▸ WHAT YOU SHOULD DO
Copy every line, leaving nothing out and adding nothing.
START INPUT RECORDS
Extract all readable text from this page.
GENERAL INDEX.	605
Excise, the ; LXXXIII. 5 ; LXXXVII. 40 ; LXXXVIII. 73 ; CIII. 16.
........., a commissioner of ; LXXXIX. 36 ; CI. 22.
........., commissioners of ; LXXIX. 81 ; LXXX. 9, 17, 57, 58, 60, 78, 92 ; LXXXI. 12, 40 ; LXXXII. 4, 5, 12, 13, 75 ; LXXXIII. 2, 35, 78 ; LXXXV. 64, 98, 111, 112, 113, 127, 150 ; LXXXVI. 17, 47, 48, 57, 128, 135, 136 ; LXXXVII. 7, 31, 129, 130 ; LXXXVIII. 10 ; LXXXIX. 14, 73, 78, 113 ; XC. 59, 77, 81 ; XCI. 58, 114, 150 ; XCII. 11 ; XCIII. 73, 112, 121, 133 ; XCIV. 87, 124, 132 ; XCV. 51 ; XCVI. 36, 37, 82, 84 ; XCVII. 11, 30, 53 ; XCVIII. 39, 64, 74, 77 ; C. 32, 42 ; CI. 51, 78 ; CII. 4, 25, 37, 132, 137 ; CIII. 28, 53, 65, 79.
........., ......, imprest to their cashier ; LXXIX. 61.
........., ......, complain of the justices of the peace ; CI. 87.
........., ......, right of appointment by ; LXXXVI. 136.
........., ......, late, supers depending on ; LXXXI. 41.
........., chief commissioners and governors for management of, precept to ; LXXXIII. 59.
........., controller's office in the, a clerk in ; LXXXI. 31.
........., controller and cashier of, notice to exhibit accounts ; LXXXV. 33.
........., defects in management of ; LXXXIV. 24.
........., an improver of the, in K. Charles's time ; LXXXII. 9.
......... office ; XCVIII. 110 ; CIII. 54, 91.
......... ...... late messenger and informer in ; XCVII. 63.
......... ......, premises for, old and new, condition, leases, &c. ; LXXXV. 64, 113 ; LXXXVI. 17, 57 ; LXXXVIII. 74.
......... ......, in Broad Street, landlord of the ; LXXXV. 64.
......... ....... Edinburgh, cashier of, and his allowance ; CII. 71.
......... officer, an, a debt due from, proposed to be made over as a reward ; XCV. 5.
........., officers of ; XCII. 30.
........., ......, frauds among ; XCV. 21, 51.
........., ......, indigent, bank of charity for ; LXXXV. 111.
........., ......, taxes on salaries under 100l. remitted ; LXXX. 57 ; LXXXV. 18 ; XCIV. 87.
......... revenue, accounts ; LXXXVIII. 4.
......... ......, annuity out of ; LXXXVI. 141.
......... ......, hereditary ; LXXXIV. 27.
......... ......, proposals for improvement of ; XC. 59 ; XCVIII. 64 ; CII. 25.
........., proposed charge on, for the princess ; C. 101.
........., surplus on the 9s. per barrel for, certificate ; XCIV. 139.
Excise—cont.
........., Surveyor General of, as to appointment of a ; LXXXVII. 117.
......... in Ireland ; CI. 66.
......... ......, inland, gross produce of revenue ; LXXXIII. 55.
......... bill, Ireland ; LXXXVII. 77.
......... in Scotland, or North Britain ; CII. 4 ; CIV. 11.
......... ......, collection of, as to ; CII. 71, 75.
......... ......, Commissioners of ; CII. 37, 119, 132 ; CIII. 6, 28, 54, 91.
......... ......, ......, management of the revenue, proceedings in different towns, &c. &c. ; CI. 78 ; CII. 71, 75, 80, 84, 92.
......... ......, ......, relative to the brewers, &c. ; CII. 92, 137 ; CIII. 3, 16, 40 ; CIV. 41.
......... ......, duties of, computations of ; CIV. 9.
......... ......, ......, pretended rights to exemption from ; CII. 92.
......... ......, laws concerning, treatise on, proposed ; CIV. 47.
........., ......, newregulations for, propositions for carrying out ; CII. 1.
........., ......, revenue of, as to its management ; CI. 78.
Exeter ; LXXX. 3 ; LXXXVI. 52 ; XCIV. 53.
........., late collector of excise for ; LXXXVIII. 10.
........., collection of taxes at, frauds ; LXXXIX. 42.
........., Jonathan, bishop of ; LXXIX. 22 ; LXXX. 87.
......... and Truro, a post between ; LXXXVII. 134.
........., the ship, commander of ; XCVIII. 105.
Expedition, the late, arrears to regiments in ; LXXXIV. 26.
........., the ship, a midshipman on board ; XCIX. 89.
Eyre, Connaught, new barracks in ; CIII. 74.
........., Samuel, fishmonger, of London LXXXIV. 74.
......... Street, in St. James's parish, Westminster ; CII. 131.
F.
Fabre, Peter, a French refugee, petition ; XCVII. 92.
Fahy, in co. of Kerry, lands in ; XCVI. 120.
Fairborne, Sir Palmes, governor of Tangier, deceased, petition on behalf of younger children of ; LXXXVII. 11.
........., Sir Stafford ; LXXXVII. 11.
END INPUT RECORDS
▸ IN RESPONSE
Extract all readable text from this page.
GENERAL INDEX.	605
Excise, the ; LXXXIII. 5 ; LXXXVII. 40 ; LXXXVIII. 73 ; CIII. 16.
........., a commissioner of ; LXXXIX. 36 ; CI. 22.
........., commissioners of ; LXXIX. 81 ; LXXX. 9, 17, 57, 58, 60, 78, 92 ; LXXXI. 12, 40 ; LXXXII. 4, 5, 12, 13, 75 ; LXXXIII. 2, 35, 78 ; LXXXV. 64, 98, 111, 112, 113, 127, 150 ; LXXXVI. 17, 47, 48, 57, 128, 135, 136 ; LXXXVII. 7, 31, 129, 130 ; LXXXVIII. 10 ; LXXXIX. 14, 73, 78, 113 ; XC. 59, 77, 81 ; XCI. 58, 114, 150 ; XCII. 11 ; XCIII. 73, 112, 121, 133 ; XCIV. 87, 124, 132 ; XCV. 51 ; XCVI. 36, 37, 82, 84 ; XCVII. 11, 30, 53 ; XCVIII. 39, 64, 74, 77 ; C. 32, 42 ; CI. 51, 78 ; CII. 4, 25, 37, 132, 137 ; CIII. 28, 53, 65, 79.
........., ......, imprest to their cashier ; LXXIX. 61.
........., ......, complain of the justices of the peace ; CI. 87.
........., ......, right of appointment by ; LXXXVI. 136.
........., ......, late, supers depending on ; LXXXI. 41.
........., chief commissioners and governors for management of, precept to ; LXXXIII. 59.
........., controller's office in the, a clerk in ; LXXXI. 31.
........., controller and cashier of, notice to exhibit accounts ; LXXXV. 33.
........., defects in management of ; LXXXIV. 24.
........., an improver of the, in K. Charles's time ; LXXXII. 9.
......... office ; XCVIII. 110 ; CIII. 54, 91.
......... ...... late messenger and informer in ; XCVII. 63.
......... ......, premises for, old and new, condition, leases, &c. ; LXXXV. 64, 113 ; LXXXVI. 17, 57 ; LXXXVIII. 74.
......... ......, in Broad Street, landlord of the ; LXXXV. 64.
......... ....... Edinburgh, cashier of, and his allowance ; CII. 71.
......... officer, an, a debt due from, proposed to be made over as a reward ; XCV. 5.
........., officers of ; XCII. 30.
........., ......, frauds among ; XCV. 21, 51.
........., ......, indigent, bank of charity for ; LXXXV. 111.
........., ......, taxes on salaries under 100l. remitted ; LXXX. 57 ; LXXXV. 18 ; XCIV. 87.
......... revenue, accounts ; LXXXVIII. 4.
......... ......, annuity out of ; LXXXVI. 141.
......... ......, hereditary ; LXXXIV. 27.
......... ......, proposals for improvement of ; XC. 59 ; XCVIII. 64 ; CII. 25.
........., proposed charge on, for the princess ; C. 101.
........., surplus on the 9s. per barrel for, certificate ; XCIV. 139.
Excise—cont.
........., Surveyor General of, as to appointment of a ; LXXXVII. 117.
......... in Ireland ; CI. 66.
......... ......, inland, gross produce of revenue ; LXXXIII. 55.
......... bill, Ireland ; LXXXVII. 77.
......... in Scotland, or North Britain ; CII. 4 ; CIV. 11.
......... ......, collection of, as to ; CII. 71, 75.
......... ......, Commissioners of ; CII. 37, 119, 132 ; CIII. 6, 28, 54, 91.
......... ......, ......, management of the revenue, proceedings in different towns, &c. &c. ; CI. 78 ; CII. 71, 75, 80, 84, 92.
......... ......, ......, relative to the brewers, &c. ; CII. 92, 137 ; CIII. 3, 16, 40 ; CIV. 41.
......... ......, duties of, computations of ; CIV. 9.
......... ......, ......, pretended rights to exemption from ; CII. 92.
......... ......, laws concerning, treatise on, proposed ; CIV. 47.
........., ......, newregulations for, propositions for carrying out ; CII. 1.
........., ......, revenue of, as to its management ; CI. 78.
Exeter ; LXXX. 3 ; LXXXVI. 52 ; XCIV. 53.
........., late collector of excise for ; LXXXVIII. 10.
........., collection of taxes at, frauds ; LXXXIX. 42.
........., Jonathan, bishop of ; LXXIX. 22 ; LXXX. 87.
......... and Truro, a post between ; LXXXVII. 134.
........., the ship, commander of ; XCVIII. 105.
Expedition, the late, arrears to regiments in ; LXXXIV. 26.
........., the ship, a midshipman on board ; XCIX. 89.
Eyre, Connaught, new barracks in ; CIII. 74.
........., Samuel, fishmonger, of London LXXXIV. 74.
......... Street, in St. James's parish, Westminster ; CII. 131.
F.
Fabre, Peter, a French refugee, petition ; XCVII. 92.
Fahy, in co. of Kerry, lands in ; XCVI. 120.
Fairborne, Sir Palmes, governor of Tangier, deceased, petition on behalf of younger children of ; LXXXVII. 11.
........., Sir Stafford ; LXXXVII. 11.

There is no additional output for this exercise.